Stored data
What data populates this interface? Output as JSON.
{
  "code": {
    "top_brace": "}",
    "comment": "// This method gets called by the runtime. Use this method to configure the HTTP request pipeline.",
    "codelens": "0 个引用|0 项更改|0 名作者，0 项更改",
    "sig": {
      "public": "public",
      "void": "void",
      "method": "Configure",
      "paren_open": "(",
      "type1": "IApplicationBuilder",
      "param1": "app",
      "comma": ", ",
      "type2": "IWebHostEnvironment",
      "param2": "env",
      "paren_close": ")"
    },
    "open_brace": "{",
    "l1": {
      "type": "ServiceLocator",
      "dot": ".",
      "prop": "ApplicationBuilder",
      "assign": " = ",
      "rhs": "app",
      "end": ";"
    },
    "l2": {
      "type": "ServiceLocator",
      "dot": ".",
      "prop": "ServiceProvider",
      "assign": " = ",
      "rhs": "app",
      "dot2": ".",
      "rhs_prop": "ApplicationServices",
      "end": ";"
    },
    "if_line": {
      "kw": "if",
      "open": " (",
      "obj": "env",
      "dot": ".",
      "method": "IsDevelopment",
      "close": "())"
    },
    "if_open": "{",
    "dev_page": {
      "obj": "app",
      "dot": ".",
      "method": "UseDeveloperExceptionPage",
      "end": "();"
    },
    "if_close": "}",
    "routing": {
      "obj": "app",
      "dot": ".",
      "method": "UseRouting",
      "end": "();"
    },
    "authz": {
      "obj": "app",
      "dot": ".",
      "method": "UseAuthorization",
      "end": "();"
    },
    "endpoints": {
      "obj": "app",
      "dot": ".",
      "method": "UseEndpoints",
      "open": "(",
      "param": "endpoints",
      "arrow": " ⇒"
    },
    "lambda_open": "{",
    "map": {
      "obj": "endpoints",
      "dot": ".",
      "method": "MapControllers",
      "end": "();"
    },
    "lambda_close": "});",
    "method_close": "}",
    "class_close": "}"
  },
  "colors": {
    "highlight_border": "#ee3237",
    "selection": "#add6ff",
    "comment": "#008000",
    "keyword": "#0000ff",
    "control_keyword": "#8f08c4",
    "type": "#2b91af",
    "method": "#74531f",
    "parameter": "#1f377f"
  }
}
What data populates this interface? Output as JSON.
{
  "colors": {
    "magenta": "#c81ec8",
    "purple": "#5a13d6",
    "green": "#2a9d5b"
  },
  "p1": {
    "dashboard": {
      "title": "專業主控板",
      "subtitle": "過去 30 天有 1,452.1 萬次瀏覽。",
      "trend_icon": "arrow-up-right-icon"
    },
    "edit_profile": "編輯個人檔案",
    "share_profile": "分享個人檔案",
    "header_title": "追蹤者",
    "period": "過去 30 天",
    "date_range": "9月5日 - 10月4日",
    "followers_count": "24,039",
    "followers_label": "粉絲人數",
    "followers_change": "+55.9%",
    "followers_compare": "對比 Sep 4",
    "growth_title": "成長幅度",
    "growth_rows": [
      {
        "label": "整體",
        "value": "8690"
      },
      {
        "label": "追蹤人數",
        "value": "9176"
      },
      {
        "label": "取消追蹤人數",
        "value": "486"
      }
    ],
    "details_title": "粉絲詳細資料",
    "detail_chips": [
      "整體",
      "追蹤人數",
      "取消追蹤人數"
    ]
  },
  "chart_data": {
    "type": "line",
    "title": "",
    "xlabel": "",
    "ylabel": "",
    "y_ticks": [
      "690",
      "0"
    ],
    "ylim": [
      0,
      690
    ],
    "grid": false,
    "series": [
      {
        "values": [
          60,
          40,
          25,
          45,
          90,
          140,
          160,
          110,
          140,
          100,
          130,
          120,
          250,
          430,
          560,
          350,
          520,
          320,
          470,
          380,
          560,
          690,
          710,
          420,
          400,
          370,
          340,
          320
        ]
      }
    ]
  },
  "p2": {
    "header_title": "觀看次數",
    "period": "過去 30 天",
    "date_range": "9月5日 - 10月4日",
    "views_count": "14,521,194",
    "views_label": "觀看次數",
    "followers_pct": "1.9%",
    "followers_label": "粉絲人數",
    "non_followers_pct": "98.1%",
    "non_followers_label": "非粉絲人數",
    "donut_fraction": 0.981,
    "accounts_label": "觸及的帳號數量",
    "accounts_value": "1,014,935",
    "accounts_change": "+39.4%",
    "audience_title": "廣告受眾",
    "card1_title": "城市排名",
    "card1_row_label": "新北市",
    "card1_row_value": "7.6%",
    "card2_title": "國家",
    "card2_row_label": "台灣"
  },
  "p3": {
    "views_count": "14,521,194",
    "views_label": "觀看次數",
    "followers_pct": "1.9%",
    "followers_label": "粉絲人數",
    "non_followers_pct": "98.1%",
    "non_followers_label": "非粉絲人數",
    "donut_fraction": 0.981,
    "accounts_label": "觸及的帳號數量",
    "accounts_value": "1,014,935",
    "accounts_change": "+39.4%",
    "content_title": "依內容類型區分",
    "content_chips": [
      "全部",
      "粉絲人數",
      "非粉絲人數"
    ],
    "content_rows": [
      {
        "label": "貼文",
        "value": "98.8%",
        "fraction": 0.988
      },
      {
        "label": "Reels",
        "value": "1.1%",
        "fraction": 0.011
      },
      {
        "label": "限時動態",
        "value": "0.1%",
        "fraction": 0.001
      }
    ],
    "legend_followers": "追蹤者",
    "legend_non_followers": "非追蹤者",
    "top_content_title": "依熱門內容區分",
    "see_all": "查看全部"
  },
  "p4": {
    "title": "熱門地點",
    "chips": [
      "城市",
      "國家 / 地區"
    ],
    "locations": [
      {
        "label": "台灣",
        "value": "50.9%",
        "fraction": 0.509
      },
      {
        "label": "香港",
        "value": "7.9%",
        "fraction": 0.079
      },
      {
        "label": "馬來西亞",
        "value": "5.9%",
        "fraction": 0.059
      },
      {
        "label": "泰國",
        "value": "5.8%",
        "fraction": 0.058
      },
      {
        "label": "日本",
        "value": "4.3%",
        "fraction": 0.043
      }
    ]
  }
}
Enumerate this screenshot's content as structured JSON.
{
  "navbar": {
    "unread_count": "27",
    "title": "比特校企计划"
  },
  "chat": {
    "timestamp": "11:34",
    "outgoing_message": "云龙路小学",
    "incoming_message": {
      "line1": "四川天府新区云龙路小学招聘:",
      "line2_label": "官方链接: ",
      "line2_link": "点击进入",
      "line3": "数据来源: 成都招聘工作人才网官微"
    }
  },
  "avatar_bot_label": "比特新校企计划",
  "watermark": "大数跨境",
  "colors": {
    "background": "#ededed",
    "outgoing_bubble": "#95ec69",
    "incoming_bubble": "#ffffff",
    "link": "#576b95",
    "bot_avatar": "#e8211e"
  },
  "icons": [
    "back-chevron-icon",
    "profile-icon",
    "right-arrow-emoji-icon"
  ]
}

**EXERCISE DIRECTIONS:**
Extract the complete listing above, reproducing each line exactly.

**SOLUTION:**
What data populates this interface? Output as JSON.
{
  "code": {
    "top_brace": "}",
    "comment": "// This method gets called by the runtime. Use this method to configure the HTTP request pipeline.",
    "codelens": "0 个引用|0 项更改|0 名作者，0 项更改",
    "sig": {
      "public": "public",
      "void": "void",
      "method": "Configure",
      "paren_open": "(",
      "type1": "IApplicationBuilder",
      "param1": "app",
      "comma": ", ",
      "type2": "IWebHostEnvironment",
      "param2": "env",
      "paren_close": ")"
    },
    "open_brace": "{",
    "l1": {
      "type": "ServiceLocator",
      "dot": ".",
      "prop": "ApplicationBuilder",
      "assign": " = ",
      "rhs": "app",
      "end": ";"
    },
    "l2": {
      "type": "ServiceLocator",
      "dot": ".",
      "prop": "ServiceProvider",
      "assign": " = ",
      "rhs": "app",
      "dot2": ".",
      "rhs_prop": "ApplicationServices",
      "end": ";"
    },
    "if_line": {
      "kw": "if",
      "open": " (",
      "obj": "env",
      "dot": ".",
      "method": "IsDevelopment",
      "close": "())"
    },
    "if_open": "{",
    "dev_page": {
      "obj": "app",
      "dot": ".",
      "method": "UseDeveloperExceptionPage",
      "end": "();"
    },
    "if_close": "}",
    "routing": {
      "obj": "app",
      "dot": ".",
      "method": "UseRouting",
      "end": "();"
    },
    "authz": {
      "obj": "app",
      "dot": ".",
      "method": "UseAuthorization",
      "end": "();"
    },
    "endpoints": {
      "obj": "app",
      "dot": ".",
      "method": "UseEndpoints",
      "open": "(",
      "param": "endpoints",
      "arrow": " ⇒"
    },
    "lambda_open": "{",
    "map": {
      "obj": "endpoints",
      "dot": ".",
      "method": "MapControllers",
      "end": "();"
    },
    "lambda_close": "});",
    "method_close": "}",
    "class_close": "}"
  },
  "colors": {
    "highlight_border": "#ee3237",
    "selection": "#add6ff",
    "comment": "#008000",
    "keyword": "#0000ff",
    "control_keyword": "#8f08c4",
    "type": "#2b91af",
    "method": "#74531f",
    "parameter": "#1f377f"
  }
}
What data populates this interface? Output as JSON.
{
  "colors": {
    "magenta": "#c81ec8",
    "purple": "#5a13d6",
    "green": "#2a9d5b"
  },
  "p1": {
    "dashboard": {
      "title": "專業主控板",
      "subtitle": "過去 30 天有 1,452.1 萬次瀏覽。",
      "trend_icon": "arrow-up-right-icon"
    },
    "edit_profile": "編輯個人檔案",
    "share_profile": "分享個人檔案",
    "header_title": "追蹤者",
    "period": "過去 30 天",
    "date_range": "9月5日 - 10月4日",
    "followers_count": "24,039",
    "followers_label": "粉絲人數",
    "followers_change": "+55.9%",
    "followers_compare": "對比 Sep 4",
    "growth_title": "成長幅度",
    "growth_rows": [
      {
        "label": "整體",
        "value": "8690"
      },
      {
        "label": "追蹤人數",
        "value": "9176"
      },
      {
        "label": "取消追蹤人數",
        "value": "486"
      }
    ],
    "details_title": "粉絲詳細資料",
    "detail_chips": [
      "整體",
      "追蹤人數",
      "取消追蹤人數"
    ]
  },
  "chart_data": {
    "type": "line",
    "title": "",
    "xlabel": "",
    "ylabel": "",
    "y_ticks": [
      "690",
      "0"
    ],
    "ylim": [
      0,
      690
    ],
    "grid": false,
    "series": [
      {
        "values": [
          60,
          40,
          25,
          45,
          90,
          140,
          160,
          110,
          140,
          100,
          130,
          120,
          250,
          430,
          560,
          350,
          520,
          320,
          470,
          380,
          560,
          690,
          710,
          420,
          400,
          370,
          340,
          320
        ]
      }
    ]
  },
  "p2": {
    "header_title": "觀看次數",
    "period": "過去 30 天",
    "date_range": "9月5日 - 10月4日",
    "views_count": "14,521,194",
    "views_label": "觀看次數",
    "followers_pct": "1.9%",
    "followers_label": "粉絲人數",
    "non_followers_pct": "98.1%",
    "non_followers_label": "非粉絲人數",
    "donut_fraction": 0.981,
    "accounts_label": "觸及的帳號數量",
    "accounts_value": "1,014,935",
    "accounts_change": "+39.4%",
    "audience_title": "廣告受眾",
    "card1_title": "城市排名",
    "card1_row_label": "新北市",
    "card1_row_value": "7.6%",
    "card2_title": "國家",
    "card2_row_label": "台灣"
  },
  "p3": {
    "views_count": "14,521,194",
    "views_label": "觀看次數",
    "followers_pct": "1.9%",
    "followers_label": "粉絲人數",
    "non_followers_pct": "98.1%",
    "non_followers_label": "非粉絲人數",
    "donut_fraction": 0.981,
    "accounts_label": "觸及的帳號數量",
    "accounts_value": "1,014,935",
    "accounts_change": "+39.4%",
    "content_title": "依內容類型區分",
    "content_chips": [
      "全部",
      "粉絲人數",
      "非粉絲人數"
    ],
    "content_rows": [
      {
        "label": "貼文",
        "value": "98.8%",
        "fraction": 0.988
      },
      {
        "label": "Reels",
        "value": "1.1%",
        "fraction": 0.011
      },
      {
        "label": "限時動態",
        "value": "0.1%",
        "fraction": 0.001
      }
    ],
    "legend_followers": "追蹤者",
    "legend_non_followers": "非追蹤者",
    "top_content_title": "依熱門內容區分",
    "see_all": "查看全部"
  },
  "p4": {
    "title": "熱門地點",
    "chips": [
      "城市",
      "國家 / 地區"
    ],
    "locations": [
      {
        "label": "台灣",
        "value": "50.9%",
        "fraction": 0.509
      },
      {
        "label": "香港",
        "value": "7.9%",
        "fraction": 0.079
      },
      {
        "label": "馬來西亞",
        "value": "5.9%",
        "fraction": 0.059
      },
      {
        "label": "泰國",
        "value": "5.8%",
        "fraction": 0.058
      },
      {
        "label": "日本",
        "value": "4.3%",
        "fraction": 0.043
      }
    ]
  }
}
Enumerate this screenshot's content as structured JSON.
{
  "navbar": {
    "unread_count": "27",
    "title": "比特校企计划"
  },
  "chat": {
    "timestamp": "11:34",
    "outgoing_message": "云龙路小学",
    "incoming_message": {
      "line1": "四川天府新区云龙路小学招聘:",
      "line2_label": "官方链接: ",
      "line2_link": "点击进入",
      "line3": "数据来源: 成都招聘工作人才网官微"
    }
  },
  "avatar_bot_label": "比特新校企计划",
  "watermark": "大数跨境",
  "colors": {
    "background": "#ededed",
    "outgoing_bubble": "#95ec69",
    "incoming_bubble": "#ffffff",
    "link": "#576b95",
    "bot_avatar": "#e8211e"
  },
  "icons": [
    "back-chevron-icon",
    "profile-icon",
    "right-arrow-emoji-icon"
  ]
}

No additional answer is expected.